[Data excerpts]

▼

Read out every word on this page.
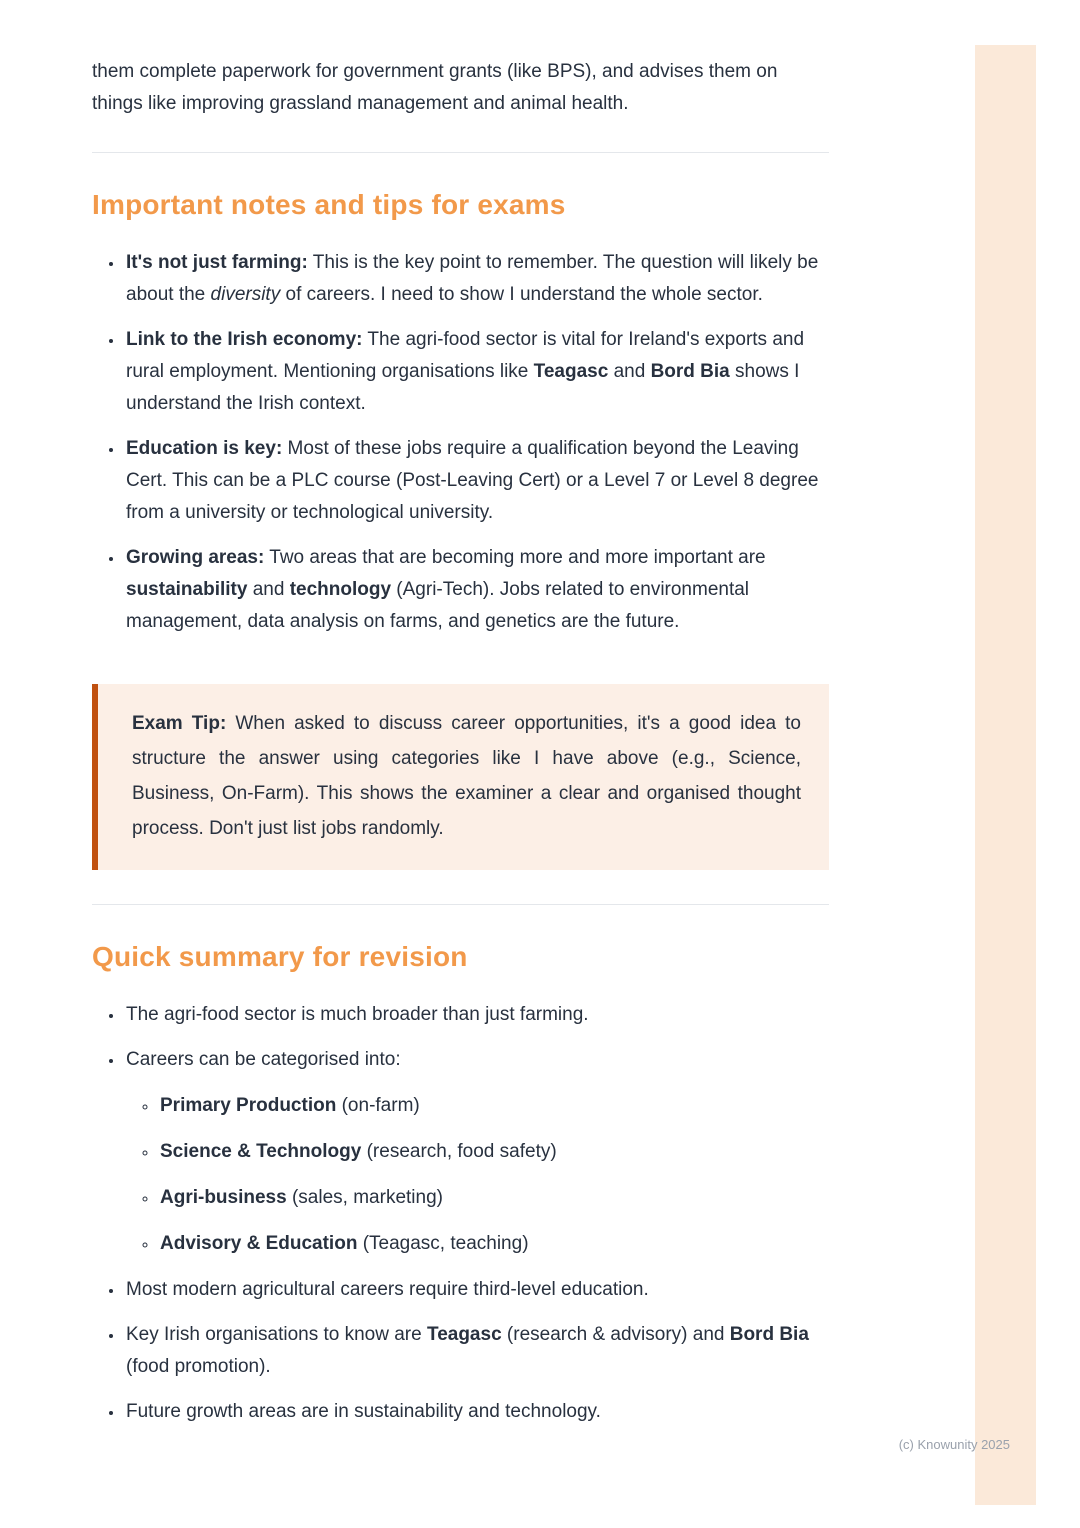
them complete paperwork for government grants (like BPS), and advises them on things like improving grassland management and animal health.

Important notes and tips for exams
• It's not just farming: This is the key point to remember. The question will likely be about the diversity of careers. I need to show I understand the whole sector.
• Link to the Irish economy: The agri-food sector is vital for Ireland's exports and rural employment. Mentioning organisations like Teagasc and Bord Bia shows I understand the Irish context.
• Education is key: Most of these jobs require a qualification beyond the Leaving Cert. This can be a PLC course (Post-Leaving Cert) or a Level 7 or Level 8 degree from a university or technological university.
• Growing areas: Two areas that are becoming more and more important are sustainability and technology (Agri-Tech). Jobs related to environmental management, data analysis on farms, and genetics are the future.

Exam Tip: When asked to discuss career opportunities, it's a good idea to structure the answer using categories like I have above (e.g., Science, Business, On-Farm). This shows the examiner a clear and organised thought process. Don't just list jobs randomly.

Quick summary for revision
• The agri-food sector is much broader than just farming.
• Careers can be categorised into:
◦ Primary Production (on-farm)
◦ Science & Technology (research, food safety)
◦ Agri-business (sales, marketing)
◦ Advisory & Education (Teagasc, teaching)
• Most modern agricultural careers require third-level education.
• Key Irish organisations to know are Teagasc (research & advisory) and Bord Bia (food promotion).
• Future growth areas are in sustainability and technology.
(c) Knowunity 2025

▲

Write down every line of the data above that includes the string "Science".

FINISHED ANSWER:
Exam Tip: When asked to discuss career opportunities, it's a good idea to structure the answer using categories like I have above (e.g., Science, Business, On-Farm). This shows the examiner a clear and organised thought process. Don't just list jobs randomly.
◦ Science & Technology (research, food safety)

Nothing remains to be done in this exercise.